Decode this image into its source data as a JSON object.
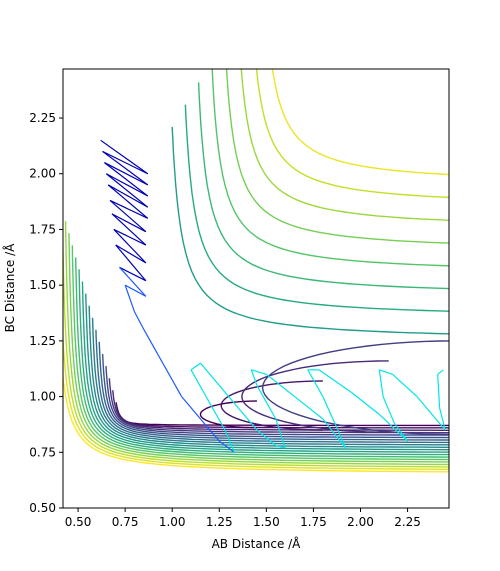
{
  "chart_data": {
    "type": "contour",
    "title": "",
    "xlabel": "AB Distance /Å",
    "ylabel": "BC Distance /Å",
    "xlim": [
      0.42,
      2.47
    ],
    "ylim": [
      0.5,
      2.47
    ],
    "xticks": [
      "0.50",
      "0.75",
      "1.00",
      "1.25",
      "1.50",
      "1.75",
      "2.00",
      "2.25"
    ],
    "yticks": [
      "0.50",
      "0.75",
      "1.00",
      "1.25",
      "1.50",
      "1.75",
      "2.00",
      "2.25"
    ],
    "grid": false,
    "contours": {
      "colormap": "viridis",
      "colors": [
        "#440154",
        "#482475",
        "#414487",
        "#355f8d",
        "#2a788e",
        "#21918c",
        "#22a884",
        "#44bf70",
        "#7ad151",
        "#bddf26",
        "#fde725"
      ],
      "description_levels": 20,
      "minimum_region": [
        1.2,
        0.85
      ]
    },
    "trajectory": {
      "colors_start_to_end": [
        "#0000b4",
        "#1e5aff",
        "#00e6e6"
      ],
      "points": [
        [
          0.62,
          2.15
        ],
        [
          0.87,
          2.0
        ],
        [
          0.63,
          2.1
        ],
        [
          0.87,
          1.95
        ],
        [
          0.64,
          2.05
        ],
        [
          0.87,
          1.9
        ],
        [
          0.65,
          2.0
        ],
        [
          0.87,
          1.85
        ],
        [
          0.66,
          1.95
        ],
        [
          0.87,
          1.8
        ],
        [
          0.67,
          1.88
        ],
        [
          0.86,
          1.74
        ],
        [
          0.68,
          1.82
        ],
        [
          0.86,
          1.68
        ],
        [
          0.69,
          1.75
        ],
        [
          0.86,
          1.6
        ],
        [
          0.7,
          1.68
        ],
        [
          0.86,
          1.52
        ],
        [
          0.72,
          1.58
        ],
        [
          0.86,
          1.45
        ],
        [
          0.75,
          1.5
        ],
        [
          0.8,
          1.38
        ],
        [
          0.85,
          1.3
        ],
        [
          0.95,
          1.15
        ],
        [
          1.05,
          1.0
        ],
        [
          1.15,
          0.9
        ],
        [
          1.25,
          0.8
        ],
        [
          1.33,
          0.75
        ],
        [
          1.28,
          0.85
        ],
        [
          1.18,
          1.0
        ],
        [
          1.1,
          1.12
        ],
        [
          1.15,
          1.15
        ],
        [
          1.25,
          1.05
        ],
        [
          1.35,
          0.95
        ],
        [
          1.45,
          0.85
        ],
        [
          1.55,
          0.78
        ],
        [
          1.6,
          0.77
        ],
        [
          1.55,
          0.9
        ],
        [
          1.45,
          1.05
        ],
        [
          1.42,
          1.12
        ],
        [
          1.5,
          1.1
        ],
        [
          1.65,
          1.0
        ],
        [
          1.8,
          0.9
        ],
        [
          1.92,
          0.77
        ],
        [
          1.88,
          0.85
        ],
        [
          1.8,
          1.0
        ],
        [
          1.72,
          1.12
        ],
        [
          1.78,
          1.12
        ],
        [
          1.95,
          1.02
        ],
        [
          2.1,
          0.92
        ],
        [
          2.25,
          0.8
        ],
        [
          2.18,
          0.88
        ],
        [
          2.12,
          1.0
        ],
        [
          2.1,
          1.12
        ],
        [
          2.17,
          1.1
        ],
        [
          2.3,
          1.0
        ],
        [
          2.45,
          0.85
        ],
        [
          2.42,
          0.95
        ],
        [
          2.41,
          1.1
        ],
        [
          2.44,
          1.12
        ]
      ]
    }
  }
}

Prompt
Your task is to copy the entries in full and exactly, without any images.

The completed task
Decode this image into its source data as a JSON object.
{
  "chart_data": {
    "type": "contour",
    "title": "",
    "xlabel": "AB Distance /Å",
    "ylabel": "BC Distance /Å",
    "xlim": [
      0.42,
      2.47
    ],
    "ylim": [
      0.5,
      2.47
    ],
    "xticks": [
      "0.50",
      "0.75",
      "1.00",
      "1.25",
      "1.50",
      "1.75",
      "2.00",
      "2.25"
    ],
    "yticks": [
      "0.50",
      "0.75",
      "1.00",
      "1.25",
      "1.50",
      "1.75",
      "2.00",
      "2.25"
    ],
    "grid": false,
    "contours": {
      "colormap": "viridis",
      "colors": [
        "#440154",
        "#482475",
        "#414487",
        "#355f8d",
        "#2a788e",
        "#21918c",
        "#22a884",
        "#44bf70",
        "#7ad151",
        "#bddf26",
        "#fde725"
      ],
      "description_levels": 20,
      "minimum_region": [
        1.2,
        0.85
      ]
    },
    "trajectory": {
      "colors_start_to_end": [
        "#0000b4",
        "#1e5aff",
        "#00e6e6"
      ],
      "points": [
        [
          0.62,
          2.15
        ],
        [
          0.87,
          2.0
        ],
        [
          0.63,
          2.1
        ],
        [
          0.87,
          1.95
        ],
        [
          0.64,
          2.05
        ],
        [
          0.87,
          1.9
        ],
        [
          0.65,
          2.0
        ],
        [
          0.87,
          1.85
        ],
        [
          0.66,
          1.95
        ],
        [
          0.87,
          1.8
        ],
        [
          0.67,
          1.88
        ],
        [
          0.86,
          1.74
        ],
        [
          0.68,
          1.82
        ],
        [
          0.86,
          1.68
        ],
        [
          0.69,
          1.75
        ],
        [
          0.86,
          1.6
        ],
        [
          0.7,
          1.68
        ],
        [
          0.86,
          1.52
        ],
        [
          0.72,
          1.58
        ],
        [
          0.86,
          1.45
        ],
        [
          0.75,
          1.5
        ],
        [
          0.8,
          1.38
        ],
        [
          0.85,
          1.3
        ],
        [
          0.95,
          1.15
        ],
        [
          1.05,
          1.0
        ],
        [
          1.15,
          0.9
        ],
        [
          1.25,
          0.8
        ],
        [
          1.33,
          0.75
        ],
        [
          1.28,
          0.85
        ],
        [
          1.18,
          1.0
        ],
        [
          1.1,
          1.12
        ],
        [
          1.15,
          1.15
        ],
        [
          1.25,
          1.05
        ],
        [
          1.35,
          0.95
        ],
        [
          1.45,
          0.85
        ],
        [
          1.55,
          0.78
        ],
        [
          1.6,
          0.77
        ],
        [
          1.55,
          0.9
        ],
        [
          1.45,
          1.05
        ],
        [
          1.42,
          1.12
        ],
        [
          1.5,
          1.1
        ],
        [
          1.65,
          1.0
        ],
        [
          1.8,
          0.9
        ],
        [
          1.92,
          0.77
        ],
        [
          1.88,
          0.85
        ],
        [
          1.8,
          1.0
        ],
        [
          1.72,
          1.12
        ],
        [
          1.78,
          1.12
        ],
        [
          1.95,
          1.02
        ],
        [
          2.1,
          0.92
        ],
        [
          2.25,
          0.8
        ],
        [
          2.18,
          0.88
        ],
        [
          2.12,
          1.0
        ],
        [
          2.1,
          1.12
        ],
        [
          2.17,
          1.1
        ],
        [
          2.3,
          1.0
        ],
        [
          2.45,
          0.85
        ],
        [
          2.42,
          0.95
        ],
        [
          2.41,
          1.1
        ],
        [
          2.44,
          1.12
        ]
      ]
    }
  }
}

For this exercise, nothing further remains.